Data records:
====
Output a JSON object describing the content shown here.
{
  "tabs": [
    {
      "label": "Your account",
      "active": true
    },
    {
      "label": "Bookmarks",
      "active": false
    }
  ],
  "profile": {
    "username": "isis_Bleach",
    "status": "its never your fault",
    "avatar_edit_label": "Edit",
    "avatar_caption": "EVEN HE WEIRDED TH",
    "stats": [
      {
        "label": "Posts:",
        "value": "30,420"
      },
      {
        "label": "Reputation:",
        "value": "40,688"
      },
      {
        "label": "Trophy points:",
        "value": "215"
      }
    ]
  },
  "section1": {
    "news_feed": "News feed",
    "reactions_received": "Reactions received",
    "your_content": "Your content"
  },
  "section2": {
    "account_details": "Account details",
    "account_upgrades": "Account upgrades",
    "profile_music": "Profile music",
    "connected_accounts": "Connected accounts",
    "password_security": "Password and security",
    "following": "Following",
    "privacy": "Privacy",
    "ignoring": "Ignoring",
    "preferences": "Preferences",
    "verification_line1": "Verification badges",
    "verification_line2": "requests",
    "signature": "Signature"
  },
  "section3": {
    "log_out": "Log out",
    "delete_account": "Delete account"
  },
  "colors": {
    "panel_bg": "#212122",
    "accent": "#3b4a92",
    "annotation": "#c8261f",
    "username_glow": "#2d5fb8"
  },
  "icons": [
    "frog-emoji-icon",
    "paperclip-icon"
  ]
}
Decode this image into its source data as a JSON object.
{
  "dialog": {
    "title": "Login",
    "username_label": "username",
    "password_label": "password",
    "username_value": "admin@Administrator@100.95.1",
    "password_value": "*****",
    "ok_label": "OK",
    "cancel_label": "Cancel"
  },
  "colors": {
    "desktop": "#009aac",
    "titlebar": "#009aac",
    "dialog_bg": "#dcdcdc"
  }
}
====
Exercise prompt: State the number of lines that contain the string "content", with no other words.

Answer to this problem: 2